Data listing
------------------------------------------------------------------------

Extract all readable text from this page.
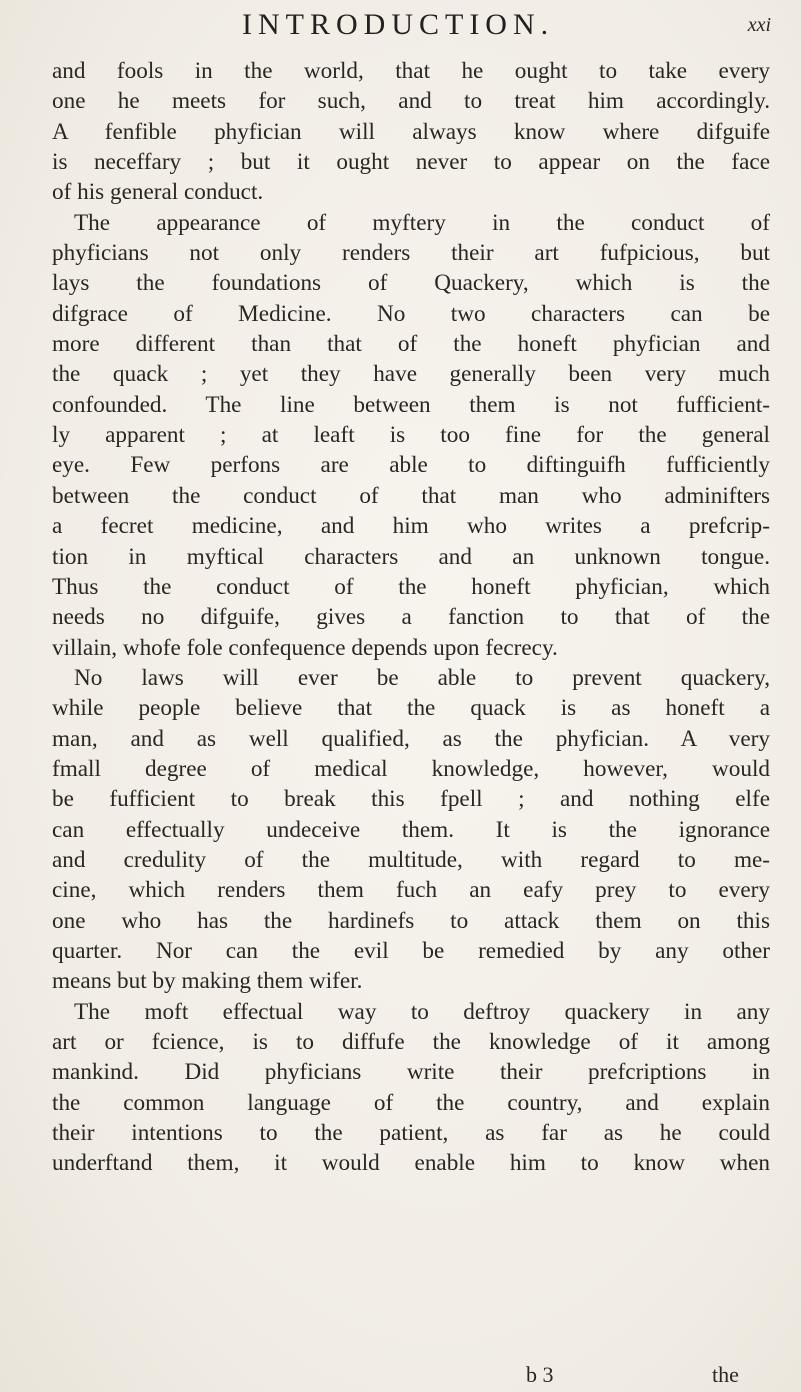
INTRODUCTION.	xxi
and fools in the world, that he ought to take every
one he meets for such, and to treat him accordingly.
A fenfible phyfician will always know where difguife
is neceffary ; but it ought never to appear on the face
of his general conduct.
The appearance of myftery in the conduct of
phyficians not only renders their art fufpicious, but
lays the foundations of Quackery, which is the
difgrace of Medicine. No two characters can be
more different than that of the honeft phyfician and
the quack ; yet they have generally been very much
confounded. The line between them is not fufficient-
ly apparent ; at leaft is too fine for the general
eye. Few perfons are able to diftinguifh fufficiently
between the conduct of that man who adminifters
a fecret medicine, and him who writes a prefcrip-
tion in myftical characters and an unknown tongue.
Thus the conduct of the honeft phyfician, which
needs no difguife, gives a fanction to that of the
villain, whofe fole confequence depends upon fecrecy.
No laws will ever be able to prevent quackery,
while people believe that the quack is as honeft a
man, and as well qualified, as the phyfician. A very
fmall degree of medical knowledge, however, would
be fufficient to break this fpell ; and nothing elfe
can effectually undeceive them. It is the ignorance
and credulity of the multitude, with regard to me-
cine, which renders them fuch an eafy prey to every
one who has the hardinefs to attack them on this
quarter. Nor can the evil be remedied by any other
means but by making them wifer.
The moft effectual way to deftroy quackery in any
art or fcience, is to diffufe the knowledge of it among
mankind. Did phyficians write their prefcriptions in
the common language of the country, and explain
their intentions to the patient, as far as he could
underftand them, it would enable him to know when
b 3	the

------------------------------------------------------------------------

Task directions
Tally the lines of the data that hold the string "phyficians". Answer with the number and nothing more.

Response
2